Records provided
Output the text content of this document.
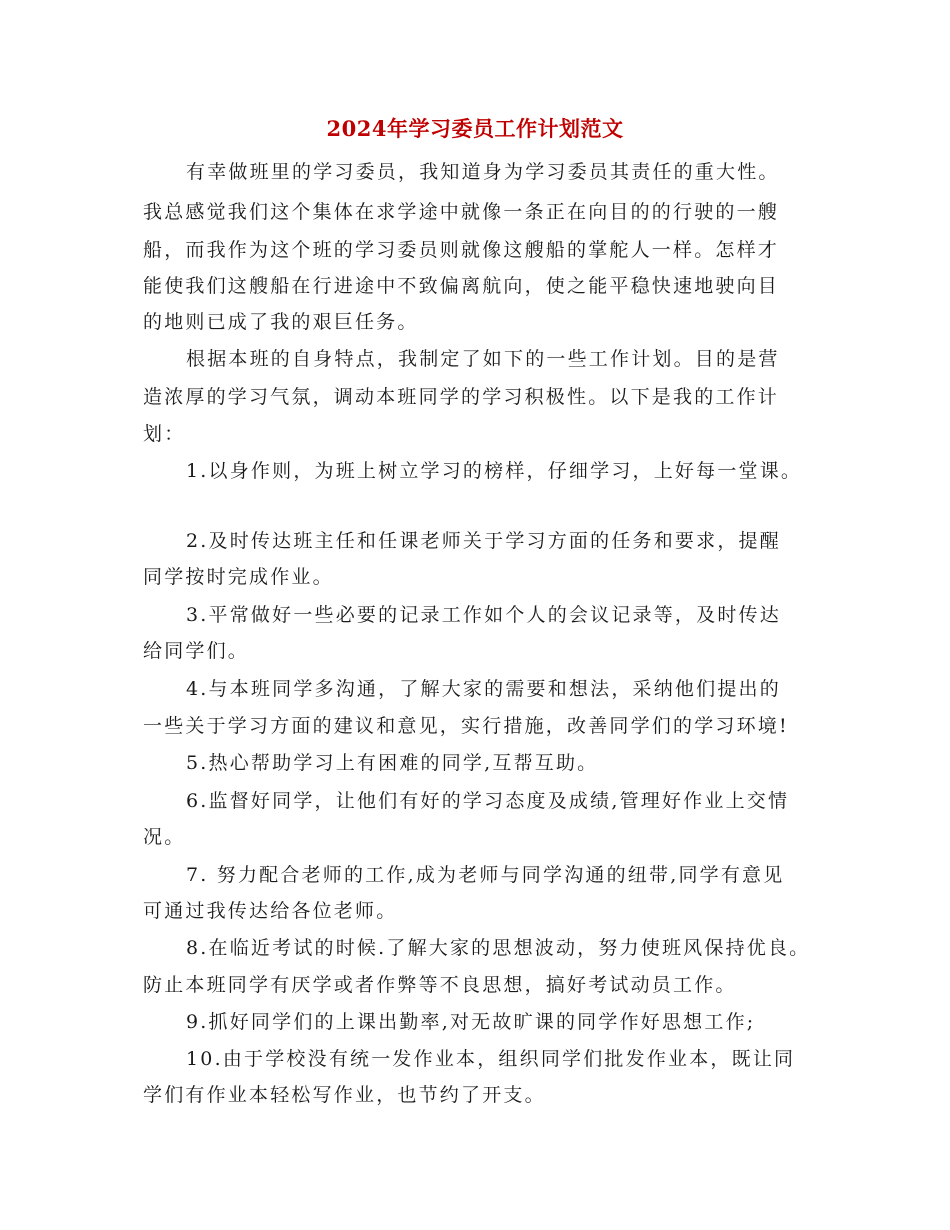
2024年学习委员工作计划范文
有幸做班里的学习委员，我知道身为学习委员其责任的重大性。
我总感觉我们这个集体在求学途中就像一条正在向目的的行驶的一艘
船，而我作为这个班的学习委员则就像这艘船的掌舵人一样。怎样才
能使我们这艘船在行进途中不致偏离航向，使之能平稳快速地驶向目
的地则已成了我的艰巨任务。
根据本班的自身特点，我制定了如下的一些工作计划。目的是营
造浓厚的学习气氛，调动本班同学的学习积极性。以下是我的工作计
划：
1.以身作则，为班上树立学习的榜样，仔细学习，上好每一堂课。
2.及时传达班主任和任课老师关于学习方面的任务和要求，提醒
同学按时完成作业。
3.平常做好一些必要的记录工作如个人的会议记录等，及时传达
给同学们。
4.与本班同学多沟通，了解大家的需要和想法，采纳他们提出的
一些关于学习方面的建议和意见，实行措施，改善同学们的学习环境!
5.热心帮助学习上有困难的同学,互帮互助。
6.监督好同学，让他们有好的学习态度及成绩,管理好作业上交情
况。
7. 努力配合老师的工作,成为老师与同学沟通的纽带,同学有意见
可通过我传达给各位老师。
8.在临近考试的时候.了解大家的思想波动，努力使班风保持优良。
防止本班同学有厌学或者作弊等不良思想，搞好考试动员工作。
9.抓好同学们的上课出勤率,对无故旷课的同学作好思想工作;
10.由于学校没有统一发作业本，组织同学们批发作业本，既让同
学们有作业本轻松写作业，也节约了开支。
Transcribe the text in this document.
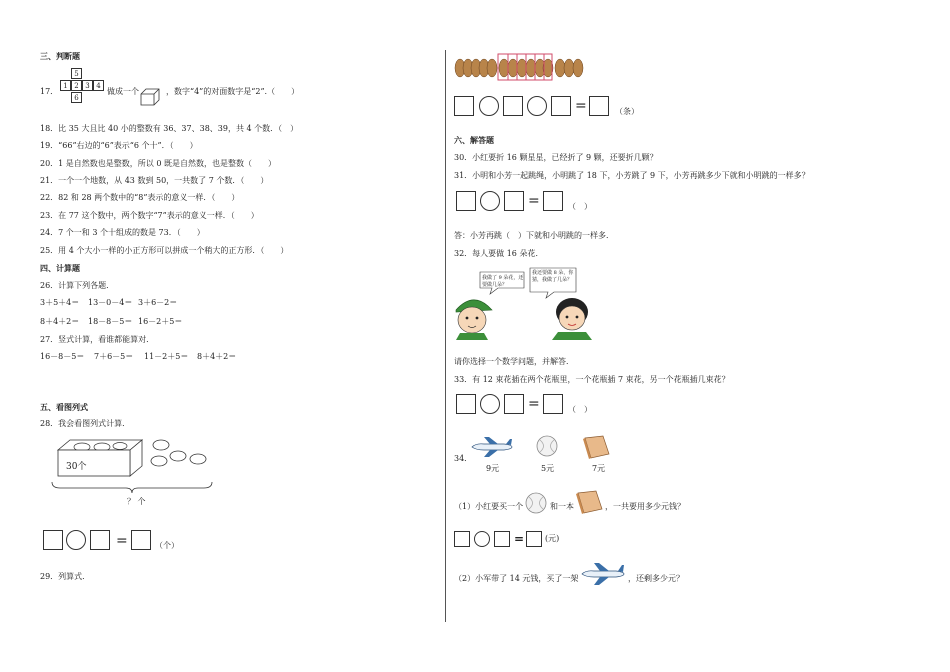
三、判断题
17．
5
1 2 3 4
6
做成一个	，数字“4”的对面数字是“2”.（　　）
18．比 35 大且比 40 小的整数有 36、37、38、39，共 4 个数．（　）
19．“66”右边的“6”表示“6 个十”．（　　）
20．1 是自然数也是整数，所以 0 既是自然数，也是整数（　　）
21．一个一个地数，从 43 数到 50，一共数了 7 个数．（　　）
22．82 和 28 两个数中的“8”表示的意义一样．（　　）
23．在 77 这个数中，两个数字“7”表示的意义一样．（　　）
24．7 个一和 3 个十组成的数是 73．（　　）
25．用 4 个大小一样的小正方形可以拼成一个稍大的正方形．（　　）
四、计算题
26．计算下列各题．
3＋5＋4＝ 13－0－4＝ 3＋6－2＝
8＋4＋2＝ 18－8－5＝ 16－2＋5＝
27．竖式计算，看谁都能算对．
16－8－5＝ 7＋6－5＝ 11－2＋5＝ 8＋4＋2＝
五、看图列式
28．我会看图列式计算．
30个
？ 个
=	（个）
29．列算式．
=	（条）
六、解答题
30．小红要折 16 颗星星，已经折了 9 颗，还要折几颗？
31．小明和小芳一起跳绳，小明跳了 18 下，小芳跳了 9 下，小芳再跳多少下就和小明跳的一样多？
=	（　）
答：小芳再跳（　）下就和小明跳的一样多．
32．每人要做 16 朵花．
我做了 9 朵花，还要做几朵？
我还要做 8 朵，你猜，我做了几朵？
请你选择一个数学问题，并解答．
33．有 12 束花插在两个花瓶里，一个花瓶插 7 束花，另一个花瓶插几束花？
=	（　）
34．
9元	5元	7元
（1）小红要买一个	和一本	，一共要用多少元钱？
=	(元)
（2）小军带了 14 元钱，买了一架	，还剩多少元？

Objective
List every line above that holds the word "this".

Written solution
Output the text content of this document.
Transcribe the text in this document.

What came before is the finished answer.